» 本文:
━━━━━━━━━━━━━━━━━━━━

「保健所が手いっぱいに」重症化は少ないが負担は減らず… ひっ迫する発熱外来の現場は コロナ禍で迎える3回目の夏

新型コロナの感染拡大が止まらない中、静岡県静岡市のクリニックでは連日、発熱外来に多くの患者が訪れています。行動制限のない夏休みが始まろうとしている中、ひっ迫する医療現場の今に迫りました。

<吉永医院 吉永治彦院長>

「はい、がんばりました。このまま5秒間辛抱してください」

静岡市清水区の内科医です。午前と午後に1時間ずつ、発熱などの症状がある人を対象に、診察とPCR検査をドライブスルー方式で行っています。

<吉永医院 吉永治彦院長>

「陽性ですね。風邪の症状があってきている方ですね」

感染者数が再び増えてきた7月11日あたりから検査を希望する人が大幅に増え、予約を断る日が多いといいます。

━━━━━━━━━━━━━━━━━━━━

保存されたデータ記録
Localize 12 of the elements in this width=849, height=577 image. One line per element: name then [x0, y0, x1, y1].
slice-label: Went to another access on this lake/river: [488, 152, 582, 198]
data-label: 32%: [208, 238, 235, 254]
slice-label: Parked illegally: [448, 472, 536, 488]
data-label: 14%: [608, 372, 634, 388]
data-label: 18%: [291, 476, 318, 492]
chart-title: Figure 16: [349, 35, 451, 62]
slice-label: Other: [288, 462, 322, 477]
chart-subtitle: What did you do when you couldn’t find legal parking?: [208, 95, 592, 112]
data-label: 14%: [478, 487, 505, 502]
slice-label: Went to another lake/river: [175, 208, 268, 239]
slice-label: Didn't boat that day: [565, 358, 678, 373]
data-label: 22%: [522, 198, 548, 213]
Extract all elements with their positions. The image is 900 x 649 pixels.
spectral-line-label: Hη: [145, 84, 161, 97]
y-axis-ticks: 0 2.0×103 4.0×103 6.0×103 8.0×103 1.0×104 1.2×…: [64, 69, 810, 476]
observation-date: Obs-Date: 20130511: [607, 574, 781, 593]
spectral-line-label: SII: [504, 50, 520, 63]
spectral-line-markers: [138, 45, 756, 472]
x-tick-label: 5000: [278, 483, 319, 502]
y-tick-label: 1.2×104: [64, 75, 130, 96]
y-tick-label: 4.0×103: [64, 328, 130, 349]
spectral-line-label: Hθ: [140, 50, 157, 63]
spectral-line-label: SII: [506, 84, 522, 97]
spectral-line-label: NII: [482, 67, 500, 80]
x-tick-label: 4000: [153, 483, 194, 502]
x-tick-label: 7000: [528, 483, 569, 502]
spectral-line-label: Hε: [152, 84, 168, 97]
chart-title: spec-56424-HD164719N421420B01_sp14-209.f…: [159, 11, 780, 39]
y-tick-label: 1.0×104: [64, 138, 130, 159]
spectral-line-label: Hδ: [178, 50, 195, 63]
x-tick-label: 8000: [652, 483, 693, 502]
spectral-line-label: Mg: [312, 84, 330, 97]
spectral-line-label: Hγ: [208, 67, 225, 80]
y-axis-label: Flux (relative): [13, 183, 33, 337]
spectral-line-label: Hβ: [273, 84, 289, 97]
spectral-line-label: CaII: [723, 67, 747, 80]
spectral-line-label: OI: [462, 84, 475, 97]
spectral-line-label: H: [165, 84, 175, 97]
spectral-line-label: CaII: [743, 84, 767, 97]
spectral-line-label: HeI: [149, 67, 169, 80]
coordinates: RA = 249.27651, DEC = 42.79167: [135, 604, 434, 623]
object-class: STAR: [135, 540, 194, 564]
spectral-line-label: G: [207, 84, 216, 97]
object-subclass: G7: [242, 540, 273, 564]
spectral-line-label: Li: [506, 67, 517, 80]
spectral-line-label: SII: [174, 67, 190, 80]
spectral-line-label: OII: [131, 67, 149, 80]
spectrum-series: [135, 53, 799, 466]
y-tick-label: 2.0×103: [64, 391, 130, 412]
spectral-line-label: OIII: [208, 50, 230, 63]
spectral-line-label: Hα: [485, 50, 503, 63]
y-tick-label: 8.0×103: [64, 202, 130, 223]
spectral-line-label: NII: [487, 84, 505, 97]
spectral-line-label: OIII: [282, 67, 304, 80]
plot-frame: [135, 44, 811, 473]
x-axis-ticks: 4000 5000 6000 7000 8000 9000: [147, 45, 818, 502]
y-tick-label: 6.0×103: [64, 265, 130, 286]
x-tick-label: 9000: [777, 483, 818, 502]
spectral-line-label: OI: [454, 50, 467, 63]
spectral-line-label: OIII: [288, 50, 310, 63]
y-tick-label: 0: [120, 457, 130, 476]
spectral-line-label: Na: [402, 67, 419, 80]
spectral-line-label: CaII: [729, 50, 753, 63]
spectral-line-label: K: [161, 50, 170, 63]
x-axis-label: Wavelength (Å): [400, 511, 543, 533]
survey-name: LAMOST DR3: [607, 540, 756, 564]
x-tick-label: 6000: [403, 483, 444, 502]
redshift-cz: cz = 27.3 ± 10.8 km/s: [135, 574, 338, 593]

━━━━━━━━━━━━━━━━━━━━

» 課題の指示: 発熱外来の記事のうち、「新型コロナの感染拡大が止まら」から「約を断る日が多いといいます。」までの部分を一字一句違えずに引用してください。

» 解答:
新型コロナの感染拡大が止まらない中、静岡県静岡市のクリニックでは連日、発熱外来に多くの患者が訪れています。行動制限のない夏休みが始まろうとしている中、ひっ迫する医療現場の今に迫りました。

<吉永医院 吉永治彦院長>

「はい、がんばりました。このまま5秒間辛抱してください」

静岡市清水区の内科医です。午前と午後に1時間ずつ、発熱などの症状がある人を対象に、診察とPCR検査をドライブスルー方式で行っています。

<吉永医院 吉永治彦院長>

「陽性ですね。風邪の症状があってきている方ですね」

感染者数が再び増えてきた7月11日あたりから検査を希望する人が大幅に増え、予約を断る日が多いといいます。